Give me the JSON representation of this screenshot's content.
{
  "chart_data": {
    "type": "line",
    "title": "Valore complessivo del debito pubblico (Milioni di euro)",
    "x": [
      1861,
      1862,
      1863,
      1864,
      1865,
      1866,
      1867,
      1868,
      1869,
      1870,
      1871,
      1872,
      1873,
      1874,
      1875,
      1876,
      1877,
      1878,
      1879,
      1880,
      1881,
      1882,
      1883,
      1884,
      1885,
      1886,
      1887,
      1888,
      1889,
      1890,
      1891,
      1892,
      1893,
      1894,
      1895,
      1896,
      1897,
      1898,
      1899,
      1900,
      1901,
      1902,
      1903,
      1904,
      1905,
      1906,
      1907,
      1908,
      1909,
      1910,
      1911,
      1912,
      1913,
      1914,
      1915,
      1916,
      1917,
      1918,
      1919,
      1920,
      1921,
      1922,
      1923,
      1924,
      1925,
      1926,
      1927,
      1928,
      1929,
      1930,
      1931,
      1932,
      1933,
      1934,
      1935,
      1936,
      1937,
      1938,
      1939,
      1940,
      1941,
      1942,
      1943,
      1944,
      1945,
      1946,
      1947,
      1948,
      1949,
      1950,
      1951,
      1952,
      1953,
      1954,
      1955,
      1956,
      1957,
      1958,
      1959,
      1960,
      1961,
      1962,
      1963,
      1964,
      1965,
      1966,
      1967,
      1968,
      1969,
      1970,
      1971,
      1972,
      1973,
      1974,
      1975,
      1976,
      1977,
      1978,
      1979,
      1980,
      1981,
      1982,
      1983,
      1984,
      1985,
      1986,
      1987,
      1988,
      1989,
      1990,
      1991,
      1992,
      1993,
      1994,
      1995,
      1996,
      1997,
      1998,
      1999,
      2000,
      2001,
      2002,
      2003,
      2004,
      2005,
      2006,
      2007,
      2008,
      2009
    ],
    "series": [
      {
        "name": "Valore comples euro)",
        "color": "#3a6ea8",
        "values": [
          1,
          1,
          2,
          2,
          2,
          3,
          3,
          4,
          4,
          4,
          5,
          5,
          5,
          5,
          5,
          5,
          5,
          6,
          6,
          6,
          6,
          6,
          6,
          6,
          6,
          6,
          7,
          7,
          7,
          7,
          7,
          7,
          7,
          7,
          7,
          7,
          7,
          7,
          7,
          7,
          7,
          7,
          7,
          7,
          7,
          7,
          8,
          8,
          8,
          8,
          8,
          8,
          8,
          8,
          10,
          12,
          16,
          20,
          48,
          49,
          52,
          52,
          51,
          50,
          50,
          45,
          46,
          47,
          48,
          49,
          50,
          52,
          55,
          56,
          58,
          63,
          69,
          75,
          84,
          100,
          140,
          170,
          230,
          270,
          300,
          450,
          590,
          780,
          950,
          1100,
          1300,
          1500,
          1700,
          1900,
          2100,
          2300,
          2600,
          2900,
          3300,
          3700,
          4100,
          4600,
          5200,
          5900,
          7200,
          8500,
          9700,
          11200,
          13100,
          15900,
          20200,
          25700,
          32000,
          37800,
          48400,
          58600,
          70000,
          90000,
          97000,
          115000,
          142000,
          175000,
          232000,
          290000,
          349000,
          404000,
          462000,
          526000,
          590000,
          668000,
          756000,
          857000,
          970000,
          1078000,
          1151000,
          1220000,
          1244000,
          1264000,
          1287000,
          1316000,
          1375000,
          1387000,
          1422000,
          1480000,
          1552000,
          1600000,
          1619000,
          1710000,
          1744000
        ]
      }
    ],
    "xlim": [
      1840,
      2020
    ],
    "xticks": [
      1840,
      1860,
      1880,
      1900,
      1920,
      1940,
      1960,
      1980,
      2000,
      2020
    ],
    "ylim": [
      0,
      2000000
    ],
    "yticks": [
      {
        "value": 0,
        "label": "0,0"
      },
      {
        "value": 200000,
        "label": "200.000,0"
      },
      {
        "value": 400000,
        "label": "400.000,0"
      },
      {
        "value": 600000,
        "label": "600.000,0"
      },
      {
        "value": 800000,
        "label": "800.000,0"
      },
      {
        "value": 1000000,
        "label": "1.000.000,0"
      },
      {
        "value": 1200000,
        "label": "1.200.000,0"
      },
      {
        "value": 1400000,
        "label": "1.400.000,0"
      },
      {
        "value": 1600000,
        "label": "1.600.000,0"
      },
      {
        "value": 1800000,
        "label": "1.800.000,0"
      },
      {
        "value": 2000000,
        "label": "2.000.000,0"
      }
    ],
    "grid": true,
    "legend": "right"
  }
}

EXERCISE DESCRIPTION:
Write out the whole listing exactly.

RIGHT ANSWER:
Give me the JSON representation of this screenshot's content.
{
  "chart_data": {
    "type": "line",
    "title": "Valore complessivo del debito pubblico (Milioni di euro)",
    "x": [
      1861,
      1862,
      1863,
      1864,
      1865,
      1866,
      1867,
      1868,
      1869,
      1870,
      1871,
      1872,
      1873,
      1874,
      1875,
      1876,
      1877,
      1878,
      1879,
      1880,
      1881,
      1882,
      1883,
      1884,
      1885,
      1886,
      1887,
      1888,
      1889,
      1890,
      1891,
      1892,
      1893,
      1894,
      1895,
      1896,
      1897,
      1898,
      1899,
      1900,
      1901,
      1902,
      1903,
      1904,
      1905,
      1906,
      1907,
      1908,
      1909,
      1910,
      1911,
      1912,
      1913,
      1914,
      1915,
      1916,
      1917,
      1918,
      1919,
      1920,
      1921,
      1922,
      1923,
      1924,
      1925,
      1926,
      1927,
      1928,
      1929,
      1930,
      1931,
      1932,
      1933,
      1934,
      1935,
      1936,
      1937,
      1938,
      1939,
      1940,
      1941,
      1942,
      1943,
      1944,
      1945,
      1946,
      1947,
      1948,
      1949,
      1950,
      1951,
      1952,
      1953,
      1954,
      1955,
      1956,
      1957,
      1958,
      1959,
      1960,
      1961,
      1962,
      1963,
      1964,
      1965,
      1966,
      1967,
      1968,
      1969,
      1970,
      1971,
      1972,
      1973,
      1974,
      1975,
      1976,
      1977,
      1978,
      1979,
      1980,
      1981,
      1982,
      1983,
      1984,
      1985,
      1986,
      1987,
      1988,
      1989,
      1990,
      1991,
      1992,
      1993,
      1994,
      1995,
      1996,
      1997,
      1998,
      1999,
      2000,
      2001,
      2002,
      2003,
      2004,
      2005,
      2006,
      2007,
      2008,
      2009
    ],
    "series": [
      {
        "name": "Valore comples euro)",
        "color": "#3a6ea8",
        "values": [
          1,
          1,
          2,
          2,
          2,
          3,
          3,
          4,
          4,
          4,
          5,
          5,
          5,
          5,
          5,
          5,
          5,
          6,
          6,
          6,
          6,
          6,
          6,
          6,
          6,
          6,
          7,
          7,
          7,
          7,
          7,
          7,
          7,
          7,
          7,
          7,
          7,
          7,
          7,
          7,
          7,
          7,
          7,
          7,
          7,
          7,
          8,
          8,
          8,
          8,
          8,
          8,
          8,
          8,
          10,
          12,
          16,
          20,
          48,
          49,
          52,
          52,
          51,
          50,
          50,
          45,
          46,
          47,
          48,
          49,
          50,
          52,
          55,
          56,
          58,
          63,
          69,
          75,
          84,
          100,
          140,
          170,
          230,
          270,
          300,
          450,
          590,
          780,
          950,
          1100,
          1300,
          1500,
          1700,
          1900,
          2100,
          2300,
          2600,
          2900,
          3300,
          3700,
          4100,
          4600,
          5200,
          5900,
          7200,
          8500,
          9700,
          11200,
          13100,
          15900,
          20200,
          25700,
          32000,
          37800,
          48400,
          58600,
          70000,
          90000,
          97000,
          115000,
          142000,
          175000,
          232000,
          290000,
          349000,
          404000,
          462000,
          526000,
          590000,
          668000,
          756000,
          857000,
          970000,
          1078000,
          1151000,
          1220000,
          1244000,
          1264000,
          1287000,
          1316000,
          1375000,
          1387000,
          1422000,
          1480000,
          1552000,
          1600000,
          1619000,
          1710000,
          1744000
        ]
      }
    ],
    "xlim": [
      1840,
      2020
    ],
    "xticks": [
      1840,
      1860,
      1880,
      1900,
      1920,
      1940,
      1960,
      1980,
      2000,
      2020
    ],
    "ylim": [
      0,
      2000000
    ],
    "yticks": [
      {
        "value": 0,
        "label": "0,0"
      },
      {
        "value": 200000,
        "label": "200.000,0"
      },
      {
        "value": 400000,
        "label": "400.000,0"
      },
      {
        "value": 600000,
        "label": "600.000,0"
      },
      {
        "value": 800000,
        "label": "800.000,0"
      },
      {
        "value": 1000000,
        "label": "1.000.000,0"
      },
      {
        "value": 1200000,
        "label": "1.200.000,0"
      },
      {
        "value": 1400000,
        "label": "1.400.000,0"
      },
      {
        "value": 1600000,
        "label": "1.600.000,0"
      },
      {
        "value": 1800000,
        "label": "1.800.000,0"
      },
      {
        "value": 2000000,
        "label": "2.000.000,0"
      }
    ],
    "grid": true,
    "legend": "right"
  }
}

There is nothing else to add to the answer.